(Source data)
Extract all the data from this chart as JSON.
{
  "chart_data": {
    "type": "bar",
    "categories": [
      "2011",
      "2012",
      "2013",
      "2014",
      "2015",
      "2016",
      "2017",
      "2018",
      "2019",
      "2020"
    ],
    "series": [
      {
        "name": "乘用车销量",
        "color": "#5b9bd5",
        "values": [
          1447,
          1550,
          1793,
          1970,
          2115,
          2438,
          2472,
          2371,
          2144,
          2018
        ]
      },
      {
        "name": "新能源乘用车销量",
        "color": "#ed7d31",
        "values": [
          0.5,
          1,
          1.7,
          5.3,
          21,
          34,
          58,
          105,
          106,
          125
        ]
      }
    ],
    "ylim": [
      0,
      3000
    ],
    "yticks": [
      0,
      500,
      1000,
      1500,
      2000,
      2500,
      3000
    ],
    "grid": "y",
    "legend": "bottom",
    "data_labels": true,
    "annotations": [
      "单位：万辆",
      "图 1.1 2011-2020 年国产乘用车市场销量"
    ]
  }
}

[REQUIRED WORK]:
Write the listing out again, exactly as shown above.

[REPLY TO THE TASK]:
Extract all the data from this chart as JSON.
{
  "chart_data": {
    "type": "bar",
    "categories": [
      "2011",
      "2012",
      "2013",
      "2014",
      "2015",
      "2016",
      "2017",
      "2018",
      "2019",
      "2020"
    ],
    "series": [
      {
        "name": "乘用车销量",
        "color": "#5b9bd5",
        "values": [
          1447,
          1550,
          1793,
          1970,
          2115,
          2438,
          2472,
          2371,
          2144,
          2018
        ]
      },
      {
        "name": "新能源乘用车销量",
        "color": "#ed7d31",
        "values": [
          0.5,
          1,
          1.7,
          5.3,
          21,
          34,
          58,
          105,
          106,
          125
        ]
      }
    ],
    "ylim": [
      0,
      3000
    ],
    "yticks": [
      0,
      500,
      1000,
      1500,
      2000,
      2500,
      3000
    ],
    "grid": "y",
    "legend": "bottom",
    "data_labels": true,
    "annotations": [
      "单位：万辆",
      "图 1.1 2011-2020 年国产乘用车市场销量"
    ]
  }
}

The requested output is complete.